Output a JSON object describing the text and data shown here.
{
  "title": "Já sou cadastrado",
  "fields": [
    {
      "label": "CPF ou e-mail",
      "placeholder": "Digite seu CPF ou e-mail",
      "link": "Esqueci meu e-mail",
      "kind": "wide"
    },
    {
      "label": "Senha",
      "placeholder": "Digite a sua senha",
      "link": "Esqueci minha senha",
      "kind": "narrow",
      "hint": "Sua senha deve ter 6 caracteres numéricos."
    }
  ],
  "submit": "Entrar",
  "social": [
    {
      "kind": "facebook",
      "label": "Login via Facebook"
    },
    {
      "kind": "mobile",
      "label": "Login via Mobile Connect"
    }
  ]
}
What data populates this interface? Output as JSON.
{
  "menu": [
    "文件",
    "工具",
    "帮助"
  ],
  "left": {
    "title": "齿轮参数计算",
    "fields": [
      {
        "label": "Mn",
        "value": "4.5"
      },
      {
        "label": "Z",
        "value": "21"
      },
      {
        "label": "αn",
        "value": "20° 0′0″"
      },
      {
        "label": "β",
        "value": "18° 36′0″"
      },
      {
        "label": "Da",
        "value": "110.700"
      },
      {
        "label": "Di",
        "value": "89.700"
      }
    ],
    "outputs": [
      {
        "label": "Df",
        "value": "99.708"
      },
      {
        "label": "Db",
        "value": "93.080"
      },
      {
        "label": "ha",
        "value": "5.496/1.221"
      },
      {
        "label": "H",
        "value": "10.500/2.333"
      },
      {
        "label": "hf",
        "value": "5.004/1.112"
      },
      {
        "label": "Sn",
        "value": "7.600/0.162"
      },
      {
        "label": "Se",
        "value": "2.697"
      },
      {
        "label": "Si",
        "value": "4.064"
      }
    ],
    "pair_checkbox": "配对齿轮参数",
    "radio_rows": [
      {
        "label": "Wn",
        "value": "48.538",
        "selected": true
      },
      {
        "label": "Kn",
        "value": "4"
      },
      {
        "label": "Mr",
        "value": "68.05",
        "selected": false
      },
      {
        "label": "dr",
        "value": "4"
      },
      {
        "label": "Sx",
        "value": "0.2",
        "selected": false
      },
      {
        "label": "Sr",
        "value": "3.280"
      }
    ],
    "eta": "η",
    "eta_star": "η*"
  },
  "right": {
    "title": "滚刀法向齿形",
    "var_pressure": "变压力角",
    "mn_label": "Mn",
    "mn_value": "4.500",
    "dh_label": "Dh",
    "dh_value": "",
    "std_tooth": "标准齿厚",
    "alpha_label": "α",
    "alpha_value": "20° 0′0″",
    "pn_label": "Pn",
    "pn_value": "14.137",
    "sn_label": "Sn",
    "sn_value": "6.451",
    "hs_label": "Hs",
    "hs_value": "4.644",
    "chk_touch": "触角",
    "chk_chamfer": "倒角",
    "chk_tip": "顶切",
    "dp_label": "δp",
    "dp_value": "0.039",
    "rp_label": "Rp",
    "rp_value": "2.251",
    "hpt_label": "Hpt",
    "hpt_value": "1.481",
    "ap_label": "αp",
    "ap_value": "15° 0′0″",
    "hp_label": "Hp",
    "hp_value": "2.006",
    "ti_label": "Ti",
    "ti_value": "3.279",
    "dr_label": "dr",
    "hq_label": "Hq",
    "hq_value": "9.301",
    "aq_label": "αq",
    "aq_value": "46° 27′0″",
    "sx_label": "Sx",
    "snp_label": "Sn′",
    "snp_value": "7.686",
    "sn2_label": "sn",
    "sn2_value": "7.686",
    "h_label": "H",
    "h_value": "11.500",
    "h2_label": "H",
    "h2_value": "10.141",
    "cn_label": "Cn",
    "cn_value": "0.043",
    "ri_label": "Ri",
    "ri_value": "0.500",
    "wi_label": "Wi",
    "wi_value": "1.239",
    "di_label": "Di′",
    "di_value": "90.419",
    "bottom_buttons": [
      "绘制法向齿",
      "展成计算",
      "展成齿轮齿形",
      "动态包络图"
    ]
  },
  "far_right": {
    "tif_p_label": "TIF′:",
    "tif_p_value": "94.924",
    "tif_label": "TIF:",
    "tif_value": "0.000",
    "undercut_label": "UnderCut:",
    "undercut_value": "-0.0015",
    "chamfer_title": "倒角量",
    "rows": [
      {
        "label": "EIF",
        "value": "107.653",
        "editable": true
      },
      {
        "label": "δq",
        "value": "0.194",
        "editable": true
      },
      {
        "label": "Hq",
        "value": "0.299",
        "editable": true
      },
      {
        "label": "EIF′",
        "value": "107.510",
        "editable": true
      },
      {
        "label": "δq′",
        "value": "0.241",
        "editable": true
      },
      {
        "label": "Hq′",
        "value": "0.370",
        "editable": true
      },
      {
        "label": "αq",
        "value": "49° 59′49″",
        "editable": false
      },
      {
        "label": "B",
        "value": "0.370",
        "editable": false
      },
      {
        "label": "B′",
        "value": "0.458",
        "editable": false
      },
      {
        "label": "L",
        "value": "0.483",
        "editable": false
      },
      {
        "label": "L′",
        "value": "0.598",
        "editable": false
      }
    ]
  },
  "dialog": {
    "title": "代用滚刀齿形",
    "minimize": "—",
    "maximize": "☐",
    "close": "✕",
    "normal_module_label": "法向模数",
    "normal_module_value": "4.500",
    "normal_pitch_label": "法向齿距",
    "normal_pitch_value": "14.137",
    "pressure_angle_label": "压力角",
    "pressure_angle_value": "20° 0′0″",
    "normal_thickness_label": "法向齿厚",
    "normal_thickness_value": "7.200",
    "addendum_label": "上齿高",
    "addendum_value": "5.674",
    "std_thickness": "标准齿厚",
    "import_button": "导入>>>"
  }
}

====================

Return the listing above in its exact form.

Solution:
Output a JSON object describing the text and data shown here.
{
  "title": "Já sou cadastrado",
  "fields": [
    {
      "label": "CPF ou e-mail",
      "placeholder": "Digite seu CPF ou e-mail",
      "link": "Esqueci meu e-mail",
      "kind": "wide"
    },
    {
      "label": "Senha",
      "placeholder": "Digite a sua senha",
      "link": "Esqueci minha senha",
      "kind": "narrow",
      "hint": "Sua senha deve ter 6 caracteres numéricos."
    }
  ],
  "submit": "Entrar",
  "social": [
    {
      "kind": "facebook",
      "label": "Login via Facebook"
    },
    {
      "kind": "mobile",
      "label": "Login via Mobile Connect"
    }
  ]
}
What data populates this interface? Output as JSON.
{
  "menu": [
    "文件",
    "工具",
    "帮助"
  ],
  "left": {
    "title": "齿轮参数计算",
    "fields": [
      {
        "label": "Mn",
        "value": "4.5"
      },
      {
        "label": "Z",
        "value": "21"
      },
      {
        "label": "αn",
        "value": "20° 0′0″"
      },
      {
        "label": "β",
        "value": "18° 36′0″"
      },
      {
        "label": "Da",
        "value": "110.700"
      },
      {
        "label": "Di",
        "value": "89.700"
      }
    ],
    "outputs": [
      {
        "label": "Df",
        "value": "99.708"
      },
      {
        "label": "Db",
        "value": "93.080"
      },
      {
        "label": "ha",
        "value": "5.496/1.221"
      },
      {
        "label": "H",
        "value": "10.500/2.333"
      },
      {
        "label": "hf",
        "value": "5.004/1.112"
      },
      {
        "label": "Sn",
        "value": "7.600/0.162"
      },
      {
        "label": "Se",
        "value": "2.697"
      },
      {
        "label": "Si",
        "value": "4.064"
      }
    ],
    "pair_checkbox": "配对齿轮参数",
    "radio_rows": [
      {
        "label": "Wn",
        "value": "48.538",
        "selected": true
      },
      {
        "label": "Kn",
        "value": "4"
      },
      {
        "label": "Mr",
        "value": "68.05",
        "selected": false
      },
      {
        "label": "dr",
        "value": "4"
      },
      {
        "label": "Sx",
        "value": "0.2",
        "selected": false
      },
      {
        "label": "Sr",
        "value": "3.280"
      }
    ],
    "eta": "η",
    "eta_star": "η*"
  },
  "right": {
    "title": "滚刀法向齿形",
    "var_pressure": "变压力角",
    "mn_label": "Mn",
    "mn_value": "4.500",
    "dh_label": "Dh",
    "dh_value": "",
    "std_tooth": "标准齿厚",
    "alpha_label": "α",
    "alpha_value": "20° 0′0″",
    "pn_label": "Pn",
    "pn_value": "14.137",
    "sn_label": "Sn",
    "sn_value": "6.451",
    "hs_label": "Hs",
    "hs_value": "4.644",
    "chk_touch": "触角",
    "chk_chamfer": "倒角",
    "chk_tip": "顶切",
    "dp_label": "δp",
    "dp_value": "0.039",
    "rp_label": "Rp",
    "rp_value": "2.251",
    "hpt_label": "Hpt",
    "hpt_value": "1.481",
    "ap_label": "αp",
    "ap_value": "15° 0′0″",
    "hp_label": "Hp",
    "hp_value": "2.006",
    "ti_label": "Ti",
    "ti_value": "3.279",
    "dr_label": "dr",
    "hq_label": "Hq",
    "hq_value": "9.301",
    "aq_label": "αq",
    "aq_value": "46° 27′0″",
    "sx_label": "Sx",
    "snp_label": "Sn′",
    "snp_value": "7.686",
    "sn2_label": "sn",
    "sn2_value": "7.686",
    "h_label": "H",
    "h_value": "11.500",
    "h2_label": "H",
    "h2_value": "10.141",
    "cn_label": "Cn",
    "cn_value": "0.043",
    "ri_label": "Ri",
    "ri_value": "0.500",
    "wi_label": "Wi",
    "wi_value": "1.239",
    "di_label": "Di′",
    "di_value": "90.419",
    "bottom_buttons": [
      "绘制法向齿",
      "展成计算",
      "展成齿轮齿形",
      "动态包络图"
    ]
  },
  "far_right": {
    "tif_p_label": "TIF′:",
    "tif_p_value": "94.924",
    "tif_label": "TIF:",
    "tif_value": "0.000",
    "undercut_label": "UnderCut:",
    "undercut_value": "-0.0015",
    "chamfer_title": "倒角量",
    "rows": [
      {
        "label": "EIF",
        "value": "107.653",
        "editable": true
      },
      {
        "label": "δq",
        "value": "0.194",
        "editable": true
      },
      {
        "label": "Hq",
        "value": "0.299",
        "editable": true
      },
      {
        "label": "EIF′",
        "value": "107.510",
        "editable": true
      },
      {
        "label": "δq′",
        "value": "0.241",
        "editable": true
      },
      {
        "label": "Hq′",
        "value": "0.370",
        "editable": true
      },
      {
        "label": "αq",
        "value": "49° 59′49″",
        "editable": false
      },
      {
        "label": "B",
        "value": "0.370",
        "editable": false
      },
      {
        "label": "B′",
        "value": "0.458",
        "editable": false
      },
      {
        "label": "L",
        "value": "0.483",
        "editable": false
      },
      {
        "label": "L′",
        "value": "0.598",
        "editable": false
      }
    ]
  },
  "dialog": {
    "title": "代用滚刀齿形",
    "minimize": "—",
    "maximize": "☐",
    "close": "✕",
    "normal_module_label": "法向模数",
    "normal_module_value": "4.500",
    "normal_pitch_label": "法向齿距",
    "normal_pitch_value": "14.137",
    "pressure_angle_label": "压力角",
    "pressure_angle_value": "20° 0′0″",
    "normal_thickness_label": "法向齿厚",
    "normal_thickness_value": "7.200",
    "addendum_label": "上齿高",
    "addendum_value": "5.674",
    "std_thickness": "标准齿厚",
    "import_button": "导入>>>"
  }
}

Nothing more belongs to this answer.